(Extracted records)

- - - -

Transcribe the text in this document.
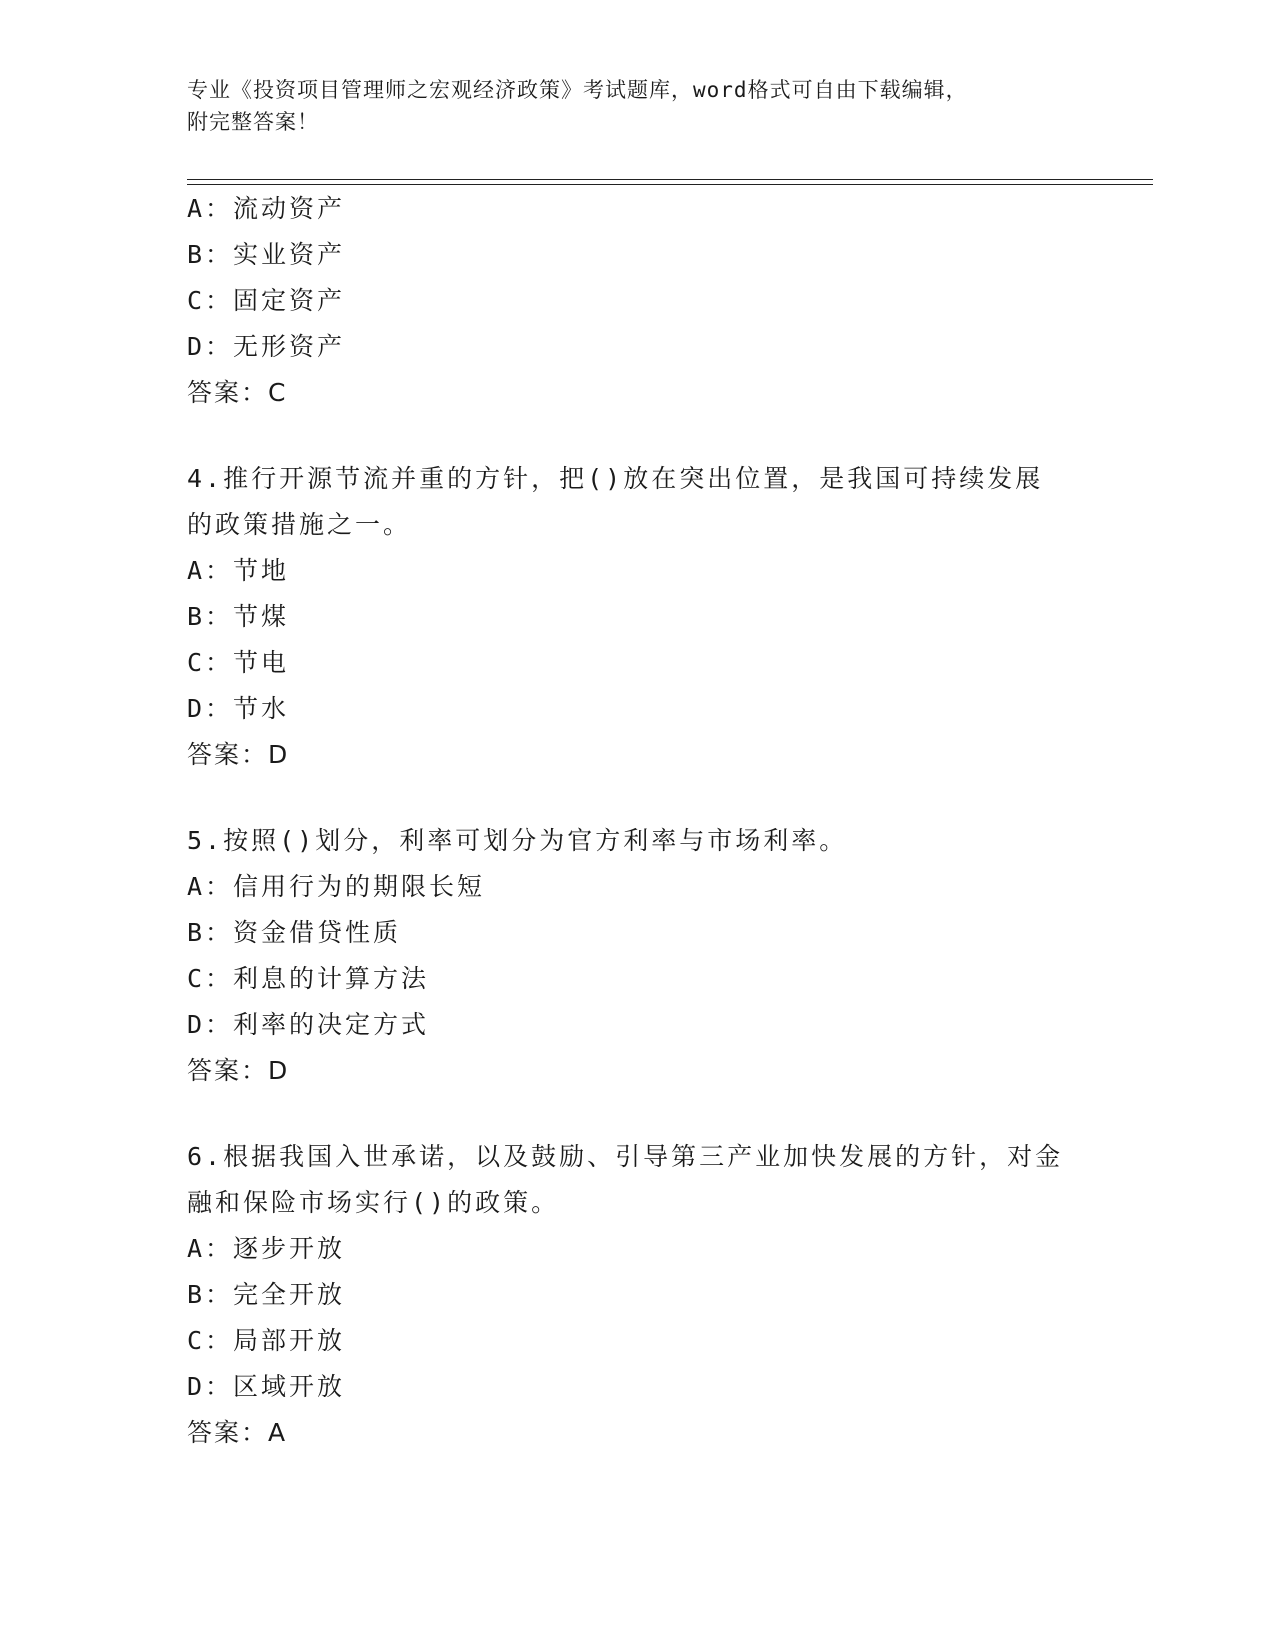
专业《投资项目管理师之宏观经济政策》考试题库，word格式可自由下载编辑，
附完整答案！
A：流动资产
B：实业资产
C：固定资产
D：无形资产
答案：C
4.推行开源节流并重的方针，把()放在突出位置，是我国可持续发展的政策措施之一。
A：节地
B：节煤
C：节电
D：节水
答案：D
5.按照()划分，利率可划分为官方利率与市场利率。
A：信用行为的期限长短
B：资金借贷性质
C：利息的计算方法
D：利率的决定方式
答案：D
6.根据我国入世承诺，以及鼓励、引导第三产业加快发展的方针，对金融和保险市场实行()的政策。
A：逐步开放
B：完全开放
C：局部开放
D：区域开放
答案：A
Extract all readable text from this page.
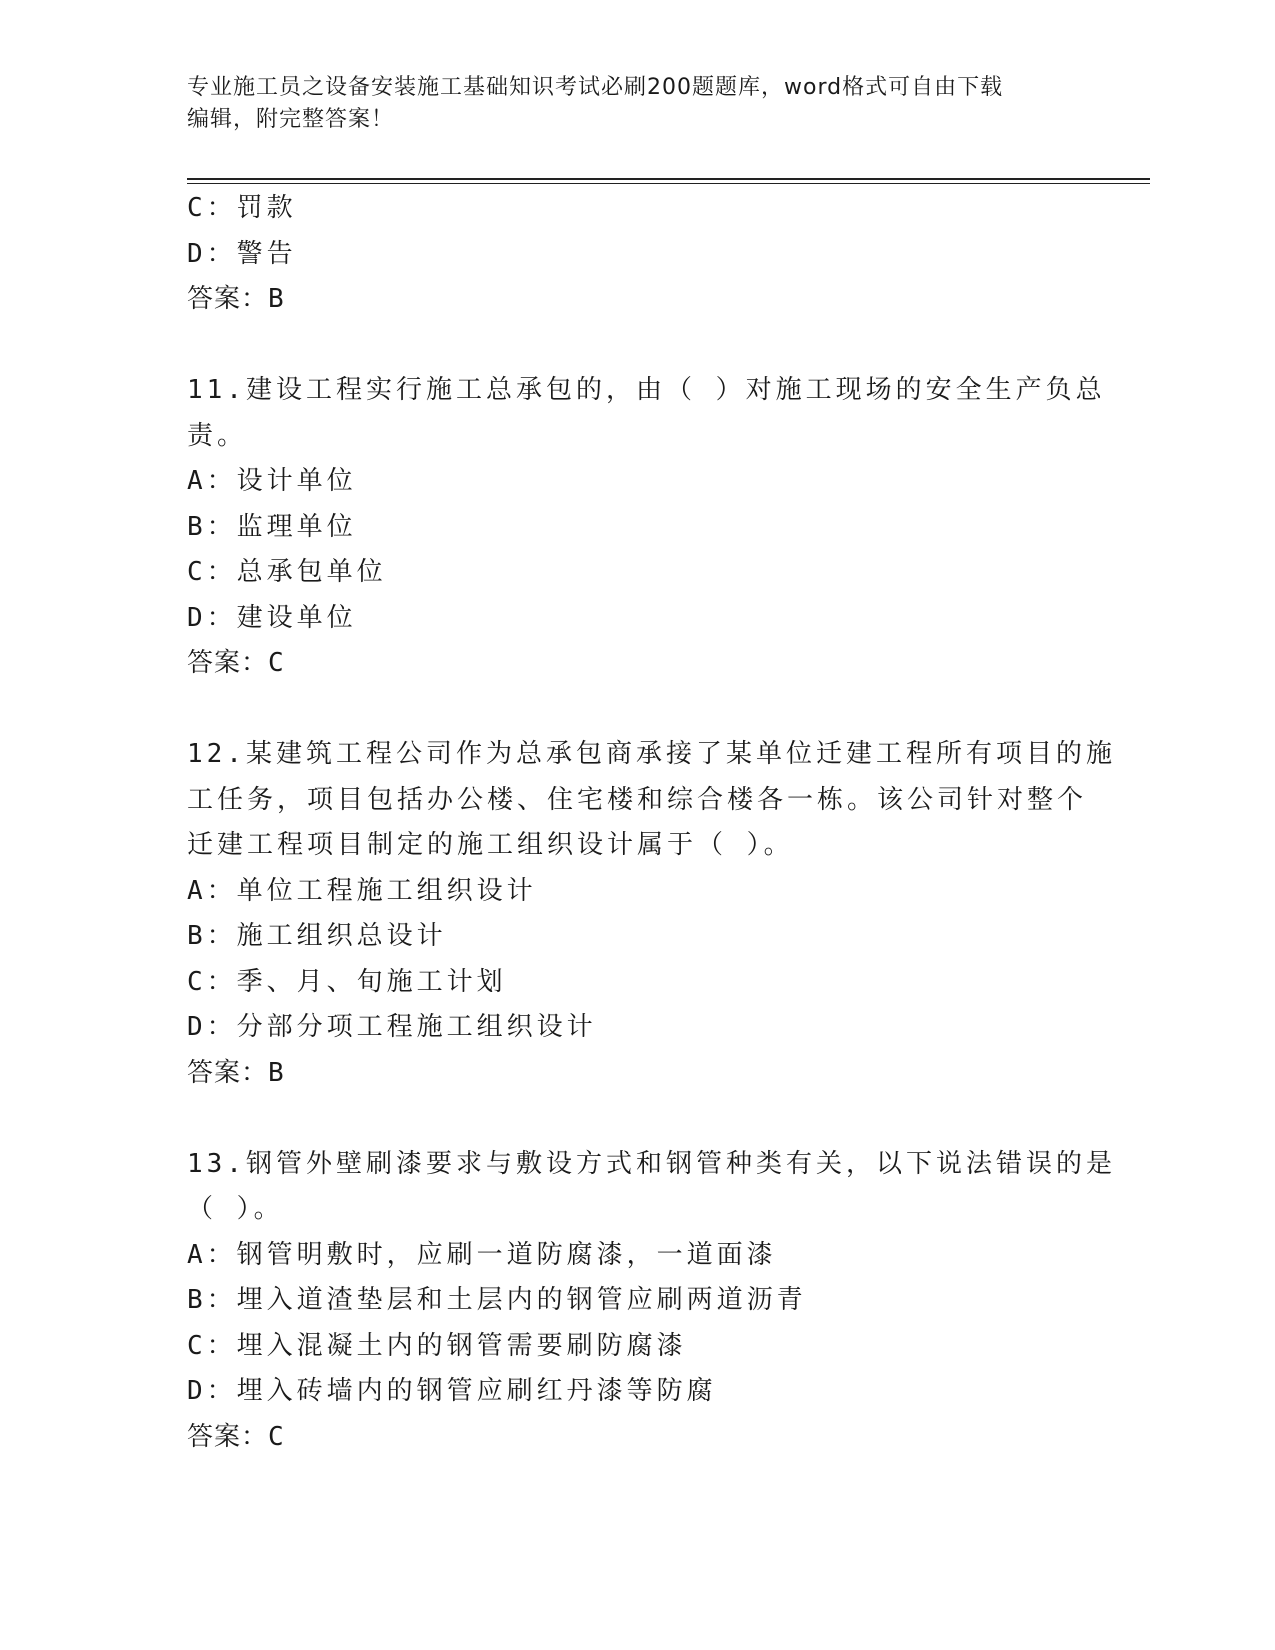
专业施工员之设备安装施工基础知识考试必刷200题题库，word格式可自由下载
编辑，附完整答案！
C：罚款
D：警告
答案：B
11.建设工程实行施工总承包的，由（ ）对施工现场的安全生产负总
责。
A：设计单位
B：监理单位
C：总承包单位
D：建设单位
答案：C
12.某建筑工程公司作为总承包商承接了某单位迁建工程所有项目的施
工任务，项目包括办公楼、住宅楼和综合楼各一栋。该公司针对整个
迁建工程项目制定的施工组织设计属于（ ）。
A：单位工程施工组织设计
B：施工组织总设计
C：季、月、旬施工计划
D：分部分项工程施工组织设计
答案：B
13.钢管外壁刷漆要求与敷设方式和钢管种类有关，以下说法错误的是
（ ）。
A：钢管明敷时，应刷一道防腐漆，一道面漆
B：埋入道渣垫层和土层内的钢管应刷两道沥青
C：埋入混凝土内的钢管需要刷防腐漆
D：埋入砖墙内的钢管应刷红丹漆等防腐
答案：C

- - - -

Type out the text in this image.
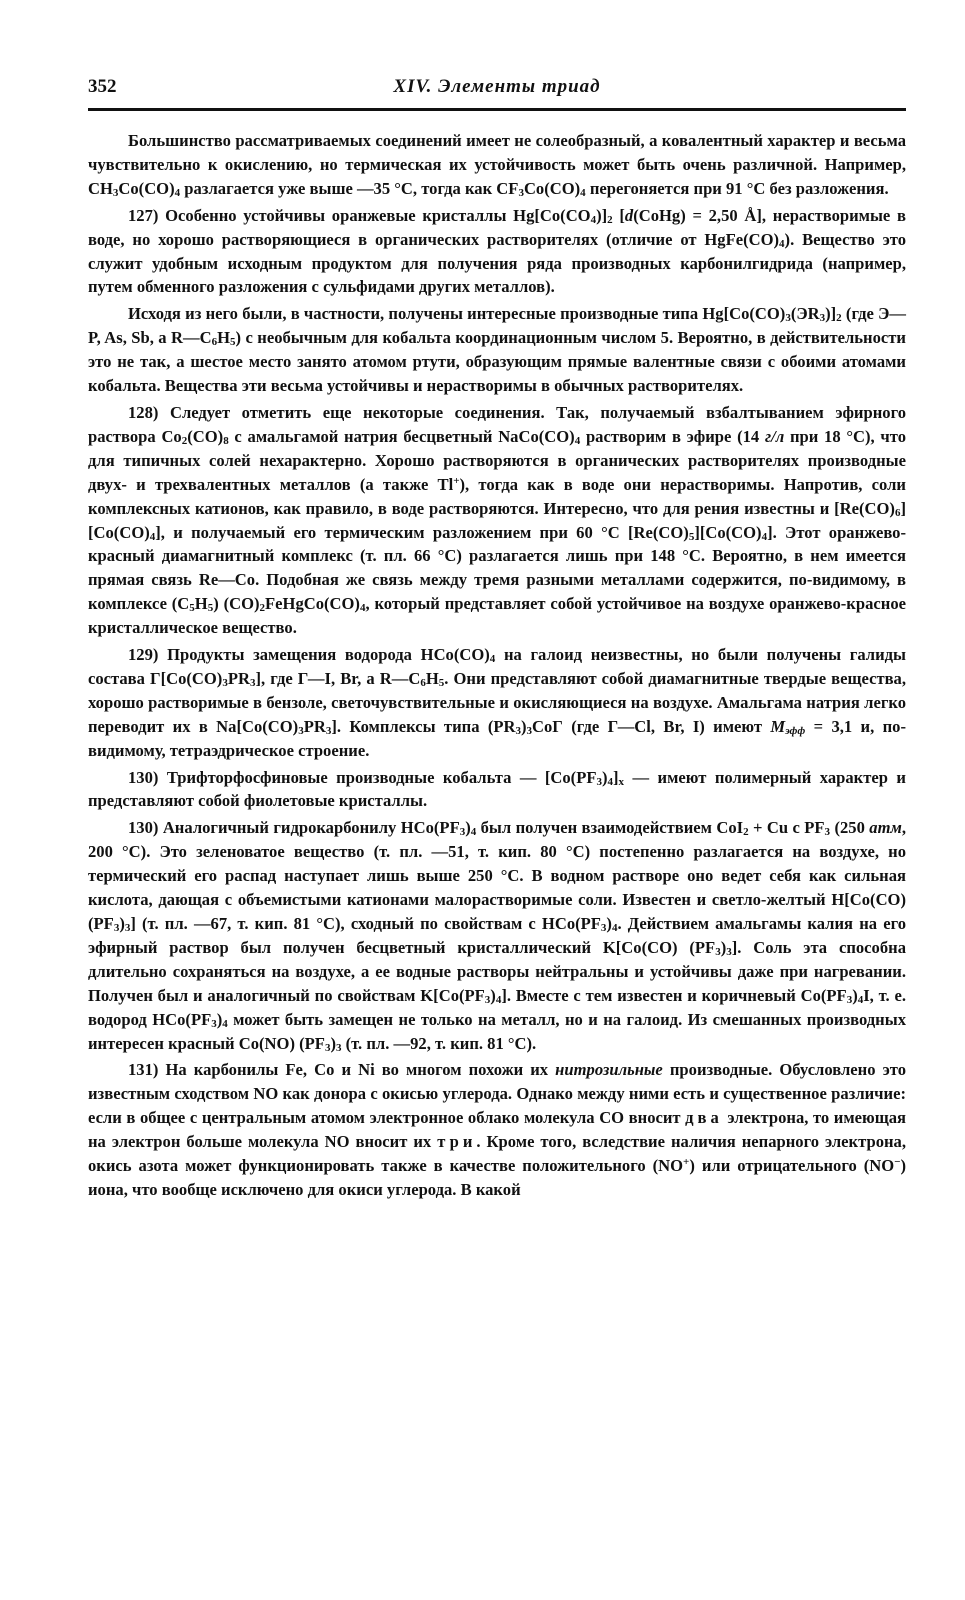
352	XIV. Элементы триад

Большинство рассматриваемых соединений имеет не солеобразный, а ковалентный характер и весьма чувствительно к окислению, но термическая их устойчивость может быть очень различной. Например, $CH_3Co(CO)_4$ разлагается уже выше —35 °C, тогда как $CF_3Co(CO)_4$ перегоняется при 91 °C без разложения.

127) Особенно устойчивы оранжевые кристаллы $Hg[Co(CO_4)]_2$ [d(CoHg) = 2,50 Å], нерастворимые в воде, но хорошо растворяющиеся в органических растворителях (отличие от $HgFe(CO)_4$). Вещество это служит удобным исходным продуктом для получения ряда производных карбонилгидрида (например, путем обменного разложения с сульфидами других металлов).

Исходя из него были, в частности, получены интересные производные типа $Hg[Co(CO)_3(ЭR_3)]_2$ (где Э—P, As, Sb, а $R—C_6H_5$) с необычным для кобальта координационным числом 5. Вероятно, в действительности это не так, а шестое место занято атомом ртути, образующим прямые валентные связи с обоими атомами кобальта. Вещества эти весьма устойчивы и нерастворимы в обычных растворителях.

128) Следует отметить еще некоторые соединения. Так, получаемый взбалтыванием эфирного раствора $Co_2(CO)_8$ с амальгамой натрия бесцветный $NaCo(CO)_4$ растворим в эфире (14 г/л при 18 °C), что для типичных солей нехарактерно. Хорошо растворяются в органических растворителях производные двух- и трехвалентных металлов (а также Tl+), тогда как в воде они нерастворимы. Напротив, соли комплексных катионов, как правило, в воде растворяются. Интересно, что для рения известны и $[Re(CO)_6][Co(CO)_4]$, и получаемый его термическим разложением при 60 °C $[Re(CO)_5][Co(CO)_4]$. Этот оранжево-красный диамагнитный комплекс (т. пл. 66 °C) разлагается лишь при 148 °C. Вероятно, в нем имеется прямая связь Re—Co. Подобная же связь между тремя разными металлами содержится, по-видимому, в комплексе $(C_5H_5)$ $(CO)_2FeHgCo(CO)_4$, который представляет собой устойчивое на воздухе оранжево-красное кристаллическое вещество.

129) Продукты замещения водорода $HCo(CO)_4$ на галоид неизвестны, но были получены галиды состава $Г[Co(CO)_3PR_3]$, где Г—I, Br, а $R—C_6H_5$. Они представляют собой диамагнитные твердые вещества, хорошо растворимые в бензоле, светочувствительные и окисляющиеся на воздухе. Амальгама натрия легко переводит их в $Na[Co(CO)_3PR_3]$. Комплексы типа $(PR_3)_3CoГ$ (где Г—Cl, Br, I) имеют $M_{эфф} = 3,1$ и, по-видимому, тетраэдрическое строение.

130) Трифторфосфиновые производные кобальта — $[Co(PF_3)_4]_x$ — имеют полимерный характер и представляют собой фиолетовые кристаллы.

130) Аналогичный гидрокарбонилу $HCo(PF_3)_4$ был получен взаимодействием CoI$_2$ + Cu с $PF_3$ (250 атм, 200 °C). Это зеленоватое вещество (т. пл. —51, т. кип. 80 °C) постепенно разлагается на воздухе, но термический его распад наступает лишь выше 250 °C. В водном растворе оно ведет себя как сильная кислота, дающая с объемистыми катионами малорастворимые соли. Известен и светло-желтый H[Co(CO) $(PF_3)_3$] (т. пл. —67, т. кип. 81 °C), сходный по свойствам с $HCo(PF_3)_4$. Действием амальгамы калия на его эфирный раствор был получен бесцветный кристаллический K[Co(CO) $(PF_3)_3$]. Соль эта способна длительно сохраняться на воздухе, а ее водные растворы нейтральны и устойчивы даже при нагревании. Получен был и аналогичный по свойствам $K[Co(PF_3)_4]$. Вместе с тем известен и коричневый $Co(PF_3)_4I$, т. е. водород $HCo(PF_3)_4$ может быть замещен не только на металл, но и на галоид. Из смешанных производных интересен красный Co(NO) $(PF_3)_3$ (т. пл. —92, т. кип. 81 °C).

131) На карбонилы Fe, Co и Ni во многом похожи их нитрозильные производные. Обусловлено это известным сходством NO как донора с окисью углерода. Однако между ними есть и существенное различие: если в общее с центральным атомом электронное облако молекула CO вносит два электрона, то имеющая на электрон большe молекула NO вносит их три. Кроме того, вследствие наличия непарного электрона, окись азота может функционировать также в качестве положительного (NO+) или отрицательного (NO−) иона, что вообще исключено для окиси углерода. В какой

- - - -

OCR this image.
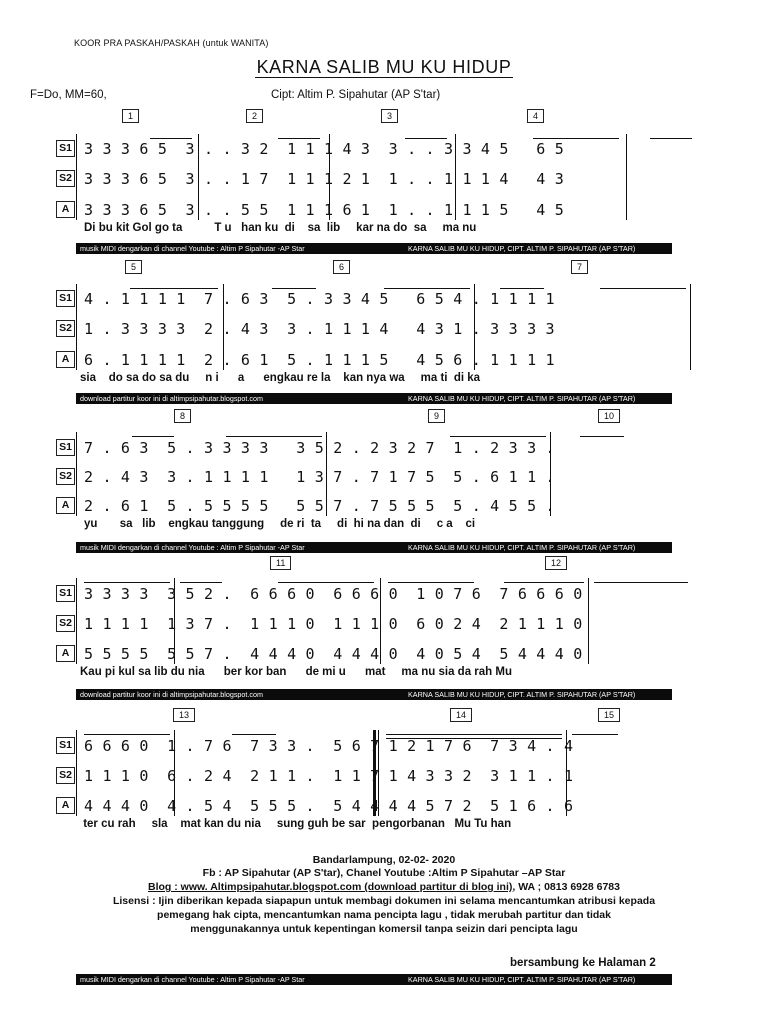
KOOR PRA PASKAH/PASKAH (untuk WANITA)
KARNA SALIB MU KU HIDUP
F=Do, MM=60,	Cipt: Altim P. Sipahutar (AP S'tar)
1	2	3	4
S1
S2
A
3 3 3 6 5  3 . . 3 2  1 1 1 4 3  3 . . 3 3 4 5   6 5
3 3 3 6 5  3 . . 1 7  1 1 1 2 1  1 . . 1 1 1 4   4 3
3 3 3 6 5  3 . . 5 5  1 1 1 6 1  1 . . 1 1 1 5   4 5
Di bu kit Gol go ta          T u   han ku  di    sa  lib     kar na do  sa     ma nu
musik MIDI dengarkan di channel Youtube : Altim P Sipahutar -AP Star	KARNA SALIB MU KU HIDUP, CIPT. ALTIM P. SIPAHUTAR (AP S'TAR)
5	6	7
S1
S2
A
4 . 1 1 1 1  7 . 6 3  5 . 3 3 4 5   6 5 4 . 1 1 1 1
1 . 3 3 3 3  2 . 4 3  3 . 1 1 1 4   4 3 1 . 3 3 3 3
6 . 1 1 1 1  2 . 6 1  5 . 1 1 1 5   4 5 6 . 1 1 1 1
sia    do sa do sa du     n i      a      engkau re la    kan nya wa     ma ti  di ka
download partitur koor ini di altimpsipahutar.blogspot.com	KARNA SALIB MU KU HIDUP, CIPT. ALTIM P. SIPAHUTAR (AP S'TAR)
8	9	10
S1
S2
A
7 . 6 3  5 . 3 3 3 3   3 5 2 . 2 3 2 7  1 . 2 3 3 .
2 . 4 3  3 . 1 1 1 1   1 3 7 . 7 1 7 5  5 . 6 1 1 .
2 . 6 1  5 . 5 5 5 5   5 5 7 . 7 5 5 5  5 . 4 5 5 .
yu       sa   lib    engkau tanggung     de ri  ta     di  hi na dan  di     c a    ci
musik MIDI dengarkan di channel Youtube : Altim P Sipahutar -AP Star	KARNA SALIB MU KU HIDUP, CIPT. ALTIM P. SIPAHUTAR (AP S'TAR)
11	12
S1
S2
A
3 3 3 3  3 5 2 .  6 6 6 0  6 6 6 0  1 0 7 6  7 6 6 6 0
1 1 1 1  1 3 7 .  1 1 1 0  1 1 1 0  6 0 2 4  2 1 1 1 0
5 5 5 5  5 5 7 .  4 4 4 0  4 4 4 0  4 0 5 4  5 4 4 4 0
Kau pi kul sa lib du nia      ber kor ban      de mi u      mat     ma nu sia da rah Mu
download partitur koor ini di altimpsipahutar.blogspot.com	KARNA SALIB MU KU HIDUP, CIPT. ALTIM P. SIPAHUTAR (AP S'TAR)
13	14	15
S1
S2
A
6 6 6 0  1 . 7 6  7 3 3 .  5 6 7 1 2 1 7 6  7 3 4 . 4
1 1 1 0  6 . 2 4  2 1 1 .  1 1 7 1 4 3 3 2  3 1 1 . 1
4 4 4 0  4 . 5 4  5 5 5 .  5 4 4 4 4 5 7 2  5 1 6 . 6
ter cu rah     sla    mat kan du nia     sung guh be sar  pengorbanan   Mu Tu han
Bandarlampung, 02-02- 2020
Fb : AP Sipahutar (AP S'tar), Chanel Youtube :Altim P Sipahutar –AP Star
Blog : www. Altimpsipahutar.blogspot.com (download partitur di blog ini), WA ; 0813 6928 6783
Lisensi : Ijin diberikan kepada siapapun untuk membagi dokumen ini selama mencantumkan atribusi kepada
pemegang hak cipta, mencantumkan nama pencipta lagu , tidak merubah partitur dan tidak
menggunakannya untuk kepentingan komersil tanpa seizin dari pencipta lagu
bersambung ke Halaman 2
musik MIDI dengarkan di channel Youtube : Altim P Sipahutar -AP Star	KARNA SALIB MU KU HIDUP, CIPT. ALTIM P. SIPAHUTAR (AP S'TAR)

- - - -

Going through the entries above, tally each line that has the word "untuk". Answer with the number only.

# [RESPONSE BELOW]
3